• _GOAL_
Write out each record again exactly as it stands.

• _DATA EXCERPTS_
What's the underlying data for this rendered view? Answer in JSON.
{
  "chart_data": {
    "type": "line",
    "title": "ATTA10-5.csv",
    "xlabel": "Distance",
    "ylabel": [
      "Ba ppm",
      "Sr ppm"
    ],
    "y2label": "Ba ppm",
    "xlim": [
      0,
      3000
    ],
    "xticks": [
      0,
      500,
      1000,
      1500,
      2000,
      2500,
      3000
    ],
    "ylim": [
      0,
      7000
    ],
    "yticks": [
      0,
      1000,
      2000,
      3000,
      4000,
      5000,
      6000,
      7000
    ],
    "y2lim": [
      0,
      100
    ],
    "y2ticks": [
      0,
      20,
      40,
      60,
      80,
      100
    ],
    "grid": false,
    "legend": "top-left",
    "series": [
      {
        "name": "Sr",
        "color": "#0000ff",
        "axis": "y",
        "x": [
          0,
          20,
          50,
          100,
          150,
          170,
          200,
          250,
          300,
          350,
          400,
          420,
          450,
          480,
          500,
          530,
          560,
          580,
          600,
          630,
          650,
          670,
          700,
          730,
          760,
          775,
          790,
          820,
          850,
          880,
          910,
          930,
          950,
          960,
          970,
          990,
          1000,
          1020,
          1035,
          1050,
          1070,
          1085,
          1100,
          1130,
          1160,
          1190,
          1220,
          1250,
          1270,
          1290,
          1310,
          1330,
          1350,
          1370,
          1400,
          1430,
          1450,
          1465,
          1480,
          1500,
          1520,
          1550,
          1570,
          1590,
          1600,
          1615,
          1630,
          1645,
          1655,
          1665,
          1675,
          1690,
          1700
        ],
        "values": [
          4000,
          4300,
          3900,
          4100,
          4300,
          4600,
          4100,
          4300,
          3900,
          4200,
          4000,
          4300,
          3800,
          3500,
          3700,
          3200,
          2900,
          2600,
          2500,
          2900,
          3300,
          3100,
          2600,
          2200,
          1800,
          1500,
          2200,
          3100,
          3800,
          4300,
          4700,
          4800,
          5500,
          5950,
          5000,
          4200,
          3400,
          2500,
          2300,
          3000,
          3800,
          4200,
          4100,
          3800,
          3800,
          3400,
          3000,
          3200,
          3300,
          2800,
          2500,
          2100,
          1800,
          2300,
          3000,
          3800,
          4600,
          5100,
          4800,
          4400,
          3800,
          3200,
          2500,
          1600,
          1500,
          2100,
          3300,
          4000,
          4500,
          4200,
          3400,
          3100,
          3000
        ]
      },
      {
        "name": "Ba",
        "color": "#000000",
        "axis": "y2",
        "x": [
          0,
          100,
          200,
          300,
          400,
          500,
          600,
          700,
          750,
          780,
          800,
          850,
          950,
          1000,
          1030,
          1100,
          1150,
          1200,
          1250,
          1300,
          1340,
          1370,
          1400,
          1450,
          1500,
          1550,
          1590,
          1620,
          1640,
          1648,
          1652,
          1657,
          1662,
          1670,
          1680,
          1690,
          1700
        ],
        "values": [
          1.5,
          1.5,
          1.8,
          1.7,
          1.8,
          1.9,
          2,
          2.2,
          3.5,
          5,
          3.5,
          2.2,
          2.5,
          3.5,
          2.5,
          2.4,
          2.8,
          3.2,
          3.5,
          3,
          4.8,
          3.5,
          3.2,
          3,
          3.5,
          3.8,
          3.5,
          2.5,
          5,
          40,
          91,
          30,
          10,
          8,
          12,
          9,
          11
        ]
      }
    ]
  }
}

• _EXPECTED OUTPUT_
What's the underlying data for this rendered view? Answer in JSON.
{
  "chart_data": {
    "type": "line",
    "title": "ATTA10-5.csv",
    "xlabel": "Distance",
    "ylabel": [
      "Ba ppm",
      "Sr ppm"
    ],
    "y2label": "Ba ppm",
    "xlim": [
      0,
      3000
    ],
    "xticks": [
      0,
      500,
      1000,
      1500,
      2000,
      2500,
      3000
    ],
    "ylim": [
      0,
      7000
    ],
    "yticks": [
      0,
      1000,
      2000,
      3000,
      4000,
      5000,
      6000,
      7000
    ],
    "y2lim": [
      0,
      100
    ],
    "y2ticks": [
      0,
      20,
      40,
      60,
      80,
      100
    ],
    "grid": false,
    "legend": "top-left",
    "series": [
      {
        "name": "Sr",
        "color": "#0000ff",
        "axis": "y",
        "x": [
          0,
          20,
          50,
          100,
          150,
          170,
          200,
          250,
          300,
          350,
          400,
          420,
          450,
          480,
          500,
          530,
          560,
          580,
          600,
          630,
          650,
          670,
          700,
          730,
          760,
          775,
          790,
          820,
          850,
          880,
          910,
          930,
          950,
          960,
          970,
          990,
          1000,
          1020,
          1035,
          1050,
          1070,
          1085,
          1100,
          1130,
          1160,
          1190,
          1220,
          1250,
          1270,
          1290,
          1310,
          1330,
          1350,
          1370,
          1400,
          1430,
          1450,
          1465,
          1480,
          1500,
          1520,
          1550,
          1570,
          1590,
          1600,
          1615,
          1630,
          1645,
          1655,
          1665,
          1675,
          1690,
          1700
        ],
        "values": [
          4000,
          4300,
          3900,
          4100,
          4300,
          4600,
          4100,
          4300,
          3900,
          4200,
          4000,
          4300,
          3800,
          3500,
          3700,
          3200,
          2900,
          2600,
          2500,
          2900,
          3300,
          3100,
          2600,
          2200,
          1800,
          1500,
          2200,
          3100,
          3800,
          4300,
          4700,
          4800,
          5500,
          5950,
          5000,
          4200,
          3400,
          2500,
          2300,
          3000,
          3800,
          4200,
          4100,
          3800,
          3800,
          3400,
          3000,
          3200,
          3300,
          2800,
          2500,
          2100,
          1800,
          2300,
          3000,
          3800,
          4600,
          5100,
          4800,
          4400,
          3800,
          3200,
          2500,
          1600,
          1500,
          2100,
          3300,
          4000,
          4500,
          4200,
          3400,
          3100,
          3000
        ]
      },
      {
        "name": "Ba",
        "color": "#000000",
        "axis": "y2",
        "x": [
          0,
          100,
          200,
          300,
          400,
          500,
          600,
          700,
          750,
          780,
          800,
          850,
          950,
          1000,
          1030,
          1100,
          1150,
          1200,
          1250,
          1300,
          1340,
          1370,
          1400,
          1450,
          1500,
          1550,
          1590,
          1620,
          1640,
          1648,
          1652,
          1657,
          1662,
          1670,
          1680,
          1690,
          1700
        ],
        "values": [
          1.5,
          1.5,
          1.8,
          1.7,
          1.8,
          1.9,
          2,
          2.2,
          3.5,
          5,
          3.5,
          2.2,
          2.5,
          3.5,
          2.5,
          2.4,
          2.8,
          3.2,
          3.5,
          3,
          4.8,
          3.5,
          3.2,
          3,
          3.5,
          3.8,
          3.5,
          2.5,
          5,
          40,
          91,
          30,
          10,
          8,
          12,
          9,
          11
        ]
      }
    ]
  }
}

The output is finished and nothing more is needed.